**Written request**
Would you return the complete listing below word for word?
● ● ●
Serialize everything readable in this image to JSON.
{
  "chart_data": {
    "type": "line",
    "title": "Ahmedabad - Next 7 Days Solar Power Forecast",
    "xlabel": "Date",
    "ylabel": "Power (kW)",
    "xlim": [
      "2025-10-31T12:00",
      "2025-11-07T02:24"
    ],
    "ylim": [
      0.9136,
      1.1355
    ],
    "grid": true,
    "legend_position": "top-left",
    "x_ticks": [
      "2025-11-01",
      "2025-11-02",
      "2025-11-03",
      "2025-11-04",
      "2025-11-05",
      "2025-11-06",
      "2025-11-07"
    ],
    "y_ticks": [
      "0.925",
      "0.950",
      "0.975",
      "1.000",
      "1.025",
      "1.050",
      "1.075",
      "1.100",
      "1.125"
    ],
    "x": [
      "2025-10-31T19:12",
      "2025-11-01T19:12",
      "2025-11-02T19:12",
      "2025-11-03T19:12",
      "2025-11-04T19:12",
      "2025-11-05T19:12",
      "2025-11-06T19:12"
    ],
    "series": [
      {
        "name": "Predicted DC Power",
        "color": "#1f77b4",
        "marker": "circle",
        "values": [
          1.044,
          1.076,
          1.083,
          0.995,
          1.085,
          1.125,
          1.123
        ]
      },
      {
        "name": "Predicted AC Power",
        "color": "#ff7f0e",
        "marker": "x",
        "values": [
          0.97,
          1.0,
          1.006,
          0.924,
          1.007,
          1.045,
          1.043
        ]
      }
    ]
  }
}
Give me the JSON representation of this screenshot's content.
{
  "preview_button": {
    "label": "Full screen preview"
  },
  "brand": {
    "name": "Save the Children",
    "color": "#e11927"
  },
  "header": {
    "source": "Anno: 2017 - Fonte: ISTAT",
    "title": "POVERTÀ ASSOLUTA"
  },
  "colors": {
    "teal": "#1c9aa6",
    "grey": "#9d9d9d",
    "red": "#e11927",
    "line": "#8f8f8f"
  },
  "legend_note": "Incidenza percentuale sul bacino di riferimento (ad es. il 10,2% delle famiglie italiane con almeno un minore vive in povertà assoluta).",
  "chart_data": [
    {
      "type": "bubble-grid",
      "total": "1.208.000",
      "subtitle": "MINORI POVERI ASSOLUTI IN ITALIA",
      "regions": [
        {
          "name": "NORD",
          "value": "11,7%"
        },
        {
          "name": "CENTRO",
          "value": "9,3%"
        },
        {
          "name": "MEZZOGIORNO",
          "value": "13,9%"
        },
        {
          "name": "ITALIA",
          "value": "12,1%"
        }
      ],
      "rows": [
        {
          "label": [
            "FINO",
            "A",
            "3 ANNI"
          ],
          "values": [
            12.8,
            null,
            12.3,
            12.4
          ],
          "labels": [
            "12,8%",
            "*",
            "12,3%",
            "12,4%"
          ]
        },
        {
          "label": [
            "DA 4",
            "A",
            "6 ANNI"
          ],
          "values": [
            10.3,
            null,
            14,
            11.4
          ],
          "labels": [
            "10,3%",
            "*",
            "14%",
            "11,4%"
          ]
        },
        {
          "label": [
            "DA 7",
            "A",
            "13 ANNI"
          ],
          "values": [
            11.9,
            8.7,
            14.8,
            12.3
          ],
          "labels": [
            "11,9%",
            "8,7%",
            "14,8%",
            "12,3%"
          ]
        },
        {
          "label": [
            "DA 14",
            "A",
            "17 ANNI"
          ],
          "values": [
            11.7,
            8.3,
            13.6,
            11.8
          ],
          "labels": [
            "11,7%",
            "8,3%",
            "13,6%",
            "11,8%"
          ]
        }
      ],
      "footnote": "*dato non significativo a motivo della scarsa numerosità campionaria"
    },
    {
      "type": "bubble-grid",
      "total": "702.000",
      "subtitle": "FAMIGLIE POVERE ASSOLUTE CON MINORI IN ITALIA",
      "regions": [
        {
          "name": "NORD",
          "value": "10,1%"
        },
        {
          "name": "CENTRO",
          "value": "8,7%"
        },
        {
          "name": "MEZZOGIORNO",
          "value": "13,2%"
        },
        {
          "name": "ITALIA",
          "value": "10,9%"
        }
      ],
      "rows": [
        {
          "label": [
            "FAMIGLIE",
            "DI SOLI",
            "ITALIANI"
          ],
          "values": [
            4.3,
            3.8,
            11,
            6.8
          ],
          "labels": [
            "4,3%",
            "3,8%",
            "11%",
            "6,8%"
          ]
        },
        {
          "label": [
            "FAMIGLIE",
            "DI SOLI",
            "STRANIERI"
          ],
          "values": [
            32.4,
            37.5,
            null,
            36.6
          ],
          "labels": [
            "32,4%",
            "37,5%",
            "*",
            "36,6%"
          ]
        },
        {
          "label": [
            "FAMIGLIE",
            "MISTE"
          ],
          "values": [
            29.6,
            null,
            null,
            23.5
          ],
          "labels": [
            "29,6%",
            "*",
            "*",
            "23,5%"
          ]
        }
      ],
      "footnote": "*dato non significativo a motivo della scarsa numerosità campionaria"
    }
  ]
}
● ● ●
**Result for this exercise**
Serialize everything readable in this image to JSON.
{
  "chart_data": {
    "type": "line",
    "title": "Ahmedabad - Next 7 Days Solar Power Forecast",
    "xlabel": "Date",
    "ylabel": "Power (kW)",
    "xlim": [
      "2025-10-31T12:00",
      "2025-11-07T02:24"
    ],
    "ylim": [
      0.9136,
      1.1355
    ],
    "grid": true,
    "legend_position": "top-left",
    "x_ticks": [
      "2025-11-01",
      "2025-11-02",
      "2025-11-03",
      "2025-11-04",
      "2025-11-05",
      "2025-11-06",
      "2025-11-07"
    ],
    "y_ticks": [
      "0.925",
      "0.950",
      "0.975",
      "1.000",
      "1.025",
      "1.050",
      "1.075",
      "1.100",
      "1.125"
    ],
    "x": [
      "2025-10-31T19:12",
      "2025-11-01T19:12",
      "2025-11-02T19:12",
      "2025-11-03T19:12",
      "2025-11-04T19:12",
      "2025-11-05T19:12",
      "2025-11-06T19:12"
    ],
    "series": [
      {
        "name": "Predicted DC Power",
        "color": "#1f77b4",
        "marker": "circle",
        "values": [
          1.044,
          1.076,
          1.083,
          0.995,
          1.085,
          1.125,
          1.123
        ]
      },
      {
        "name": "Predicted AC Power",
        "color": "#ff7f0e",
        "marker": "x",
        "values": [
          0.97,
          1.0,
          1.006,
          0.924,
          1.007,
          1.045,
          1.043
        ]
      }
    ]
  }
}
Give me the JSON representation of this screenshot's content.
{
  "preview_button": {
    "label": "Full screen preview"
  },
  "brand": {
    "name": "Save the Children",
    "color": "#e11927"
  },
  "header": {
    "source": "Anno: 2017 - Fonte: ISTAT",
    "title": "POVERTÀ ASSOLUTA"
  },
  "colors": {
    "teal": "#1c9aa6",
    "grey": "#9d9d9d",
    "red": "#e11927",
    "line": "#8f8f8f"
  },
  "legend_note": "Incidenza percentuale sul bacino di riferimento (ad es. il 10,2% delle famiglie italiane con almeno un minore vive in povertà assoluta).",
  "chart_data": [
    {
      "type": "bubble-grid",
      "total": "1.208.000",
      "subtitle": "MINORI POVERI ASSOLUTI IN ITALIA",
      "regions": [
        {
          "name": "NORD",
          "value": "11,7%"
        },
        {
          "name": "CENTRO",
          "value": "9,3%"
        },
        {
          "name": "MEZZOGIORNO",
          "value": "13,9%"
        },
        {
          "name": "ITALIA",
          "value": "12,1%"
        }
      ],
      "rows": [
        {
          "label": [
            "FINO",
            "A",
            "3 ANNI"
          ],
          "values": [
            12.8,
            null,
            12.3,
            12.4
          ],
          "labels": [
            "12,8%",
            "*",
            "12,3%",
            "12,4%"
          ]
        },
        {
          "label": [
            "DA 4",
            "A",
            "6 ANNI"
          ],
          "values": [
            10.3,
            null,
            14,
            11.4
          ],
          "labels": [
            "10,3%",
            "*",
            "14%",
            "11,4%"
          ]
        },
        {
          "label": [
            "DA 7",
            "A",
            "13 ANNI"
          ],
          "values": [
            11.9,
            8.7,
            14.8,
            12.3
          ],
          "labels": [
            "11,9%",
            "8,7%",
            "14,8%",
            "12,3%"
          ]
        },
        {
          "label": [
            "DA 14",
            "A",
            "17 ANNI"
          ],
          "values": [
            11.7,
            8.3,
            13.6,
            11.8
          ],
          "labels": [
            "11,7%",
            "8,3%",
            "13,6%",
            "11,8%"
          ]
        }
      ],
      "footnote": "*dato non significativo a motivo della scarsa numerosità campionaria"
    },
    {
      "type": "bubble-grid",
      "total": "702.000",
      "subtitle": "FAMIGLIE POVERE ASSOLUTE CON MINORI IN ITALIA",
      "regions": [
        {
          "name": "NORD",
          "value": "10,1%"
        },
        {
          "name": "CENTRO",
          "value": "8,7%"
        },
        {
          "name": "MEZZOGIORNO",
          "value": "13,2%"
        },
        {
          "name": "ITALIA",
          "value": "10,9%"
        }
      ],
      "rows": [
        {
          "label": [
            "FAMIGLIE",
            "DI SOLI",
            "ITALIANI"
          ],
          "values": [
            4.3,
            3.8,
            11,
            6.8
          ],
          "labels": [
            "4,3%",
            "3,8%",
            "11%",
            "6,8%"
          ]
        },
        {
          "label": [
            "FAMIGLIE",
            "DI SOLI",
            "STRANIERI"
          ],
          "values": [
            32.4,
            37.5,
            null,
            36.6
          ],
          "labels": [
            "32,4%",
            "37,5%",
            "*",
            "36,6%"
          ]
        },
        {
          "label": [
            "FAMIGLIE",
            "MISTE"
          ],
          "values": [
            29.6,
            null,
            null,
            23.5
          ],
          "labels": [
            "29,6%",
            "*",
            "*",
            "23,5%"
          ]
        }
      ],
      "footnote": "*dato non significativo a motivo della scarsa numerosità campionaria"
    }
  ]
}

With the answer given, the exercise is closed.